=== Task data ===
%%

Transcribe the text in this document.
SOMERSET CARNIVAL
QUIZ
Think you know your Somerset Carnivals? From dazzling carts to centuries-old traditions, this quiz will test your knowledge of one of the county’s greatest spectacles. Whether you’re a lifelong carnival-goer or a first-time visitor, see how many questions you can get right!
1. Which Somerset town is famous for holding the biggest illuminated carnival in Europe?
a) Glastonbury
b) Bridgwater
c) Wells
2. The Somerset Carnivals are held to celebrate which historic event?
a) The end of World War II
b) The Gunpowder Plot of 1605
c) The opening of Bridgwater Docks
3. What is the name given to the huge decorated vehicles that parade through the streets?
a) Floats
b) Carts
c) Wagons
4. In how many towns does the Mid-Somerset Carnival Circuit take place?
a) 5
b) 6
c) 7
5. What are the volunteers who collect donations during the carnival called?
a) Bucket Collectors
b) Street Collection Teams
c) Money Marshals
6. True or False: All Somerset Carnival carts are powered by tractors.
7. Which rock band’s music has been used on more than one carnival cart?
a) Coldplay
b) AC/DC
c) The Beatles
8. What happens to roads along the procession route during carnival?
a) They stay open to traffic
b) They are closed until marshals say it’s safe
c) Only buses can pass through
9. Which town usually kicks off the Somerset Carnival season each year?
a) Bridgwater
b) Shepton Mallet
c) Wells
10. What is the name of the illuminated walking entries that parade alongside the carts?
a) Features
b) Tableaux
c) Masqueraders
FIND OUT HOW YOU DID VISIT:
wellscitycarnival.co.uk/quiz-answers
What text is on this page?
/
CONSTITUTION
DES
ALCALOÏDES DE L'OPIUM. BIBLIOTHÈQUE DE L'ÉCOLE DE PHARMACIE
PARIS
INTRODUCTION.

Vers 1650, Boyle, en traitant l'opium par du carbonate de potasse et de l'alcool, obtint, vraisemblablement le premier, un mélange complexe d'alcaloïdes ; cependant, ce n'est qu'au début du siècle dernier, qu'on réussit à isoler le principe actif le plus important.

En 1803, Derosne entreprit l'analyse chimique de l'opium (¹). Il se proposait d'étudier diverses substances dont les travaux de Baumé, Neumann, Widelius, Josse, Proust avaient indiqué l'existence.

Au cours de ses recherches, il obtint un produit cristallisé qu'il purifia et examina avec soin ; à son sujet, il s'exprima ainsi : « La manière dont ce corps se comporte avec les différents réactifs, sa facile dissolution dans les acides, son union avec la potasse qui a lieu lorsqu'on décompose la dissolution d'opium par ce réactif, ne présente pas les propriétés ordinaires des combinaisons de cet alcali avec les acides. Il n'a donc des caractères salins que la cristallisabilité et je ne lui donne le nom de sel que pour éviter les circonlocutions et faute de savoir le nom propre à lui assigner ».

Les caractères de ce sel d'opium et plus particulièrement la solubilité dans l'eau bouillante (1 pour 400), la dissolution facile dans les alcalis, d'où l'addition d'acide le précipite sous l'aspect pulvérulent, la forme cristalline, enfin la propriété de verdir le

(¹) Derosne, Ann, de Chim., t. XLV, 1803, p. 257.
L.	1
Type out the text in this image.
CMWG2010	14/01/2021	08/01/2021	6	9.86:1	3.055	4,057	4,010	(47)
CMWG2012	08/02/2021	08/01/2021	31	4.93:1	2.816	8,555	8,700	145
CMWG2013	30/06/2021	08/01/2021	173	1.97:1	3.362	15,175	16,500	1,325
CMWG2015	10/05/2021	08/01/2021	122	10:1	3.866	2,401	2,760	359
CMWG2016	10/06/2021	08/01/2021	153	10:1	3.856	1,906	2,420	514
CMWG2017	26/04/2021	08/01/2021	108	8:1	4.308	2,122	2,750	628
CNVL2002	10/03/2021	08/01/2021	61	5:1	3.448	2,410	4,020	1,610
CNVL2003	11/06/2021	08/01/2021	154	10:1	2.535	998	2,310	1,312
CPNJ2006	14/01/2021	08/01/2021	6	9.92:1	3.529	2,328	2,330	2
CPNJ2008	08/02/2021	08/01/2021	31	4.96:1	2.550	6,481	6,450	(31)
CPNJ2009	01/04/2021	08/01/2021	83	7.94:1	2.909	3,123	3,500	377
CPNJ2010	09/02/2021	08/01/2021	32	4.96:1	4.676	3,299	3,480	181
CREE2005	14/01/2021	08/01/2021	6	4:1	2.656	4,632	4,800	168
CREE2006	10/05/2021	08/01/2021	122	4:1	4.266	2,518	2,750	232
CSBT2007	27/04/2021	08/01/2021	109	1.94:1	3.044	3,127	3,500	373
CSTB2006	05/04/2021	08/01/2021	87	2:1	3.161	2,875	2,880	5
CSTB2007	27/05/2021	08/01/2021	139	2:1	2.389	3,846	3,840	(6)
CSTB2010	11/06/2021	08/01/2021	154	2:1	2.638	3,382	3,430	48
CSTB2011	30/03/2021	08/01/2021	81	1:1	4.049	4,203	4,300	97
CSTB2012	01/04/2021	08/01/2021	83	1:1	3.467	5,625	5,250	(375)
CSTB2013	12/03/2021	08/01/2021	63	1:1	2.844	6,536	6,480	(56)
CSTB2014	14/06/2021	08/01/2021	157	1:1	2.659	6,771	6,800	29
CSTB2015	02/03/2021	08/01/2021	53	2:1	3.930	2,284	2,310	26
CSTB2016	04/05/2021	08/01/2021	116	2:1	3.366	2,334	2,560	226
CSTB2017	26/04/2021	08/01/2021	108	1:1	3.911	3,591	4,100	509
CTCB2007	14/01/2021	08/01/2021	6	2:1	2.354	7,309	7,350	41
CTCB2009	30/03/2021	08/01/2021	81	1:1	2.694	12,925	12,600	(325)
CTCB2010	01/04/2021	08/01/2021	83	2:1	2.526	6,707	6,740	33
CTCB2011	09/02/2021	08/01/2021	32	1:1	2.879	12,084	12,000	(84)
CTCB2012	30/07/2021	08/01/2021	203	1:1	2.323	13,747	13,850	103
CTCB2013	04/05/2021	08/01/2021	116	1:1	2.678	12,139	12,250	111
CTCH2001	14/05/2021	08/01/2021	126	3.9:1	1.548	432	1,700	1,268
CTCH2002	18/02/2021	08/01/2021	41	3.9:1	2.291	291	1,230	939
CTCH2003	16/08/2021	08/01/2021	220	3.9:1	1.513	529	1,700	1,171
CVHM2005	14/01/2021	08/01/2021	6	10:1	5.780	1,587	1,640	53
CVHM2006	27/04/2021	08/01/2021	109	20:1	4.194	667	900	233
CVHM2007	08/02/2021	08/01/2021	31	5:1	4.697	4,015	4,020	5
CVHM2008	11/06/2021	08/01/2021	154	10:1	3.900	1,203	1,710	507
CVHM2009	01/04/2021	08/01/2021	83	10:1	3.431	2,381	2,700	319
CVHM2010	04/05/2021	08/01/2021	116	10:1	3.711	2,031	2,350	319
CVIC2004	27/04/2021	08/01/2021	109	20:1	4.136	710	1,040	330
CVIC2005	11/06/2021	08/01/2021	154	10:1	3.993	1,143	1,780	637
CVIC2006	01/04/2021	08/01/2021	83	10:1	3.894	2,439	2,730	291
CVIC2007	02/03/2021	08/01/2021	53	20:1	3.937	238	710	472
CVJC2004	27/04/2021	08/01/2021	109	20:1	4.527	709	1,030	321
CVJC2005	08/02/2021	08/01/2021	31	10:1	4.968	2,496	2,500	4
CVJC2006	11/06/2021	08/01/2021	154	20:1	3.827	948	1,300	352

%%

State how many lines of the listing above include the word "name". Give nothing but the number.

=== Worked answer ===
2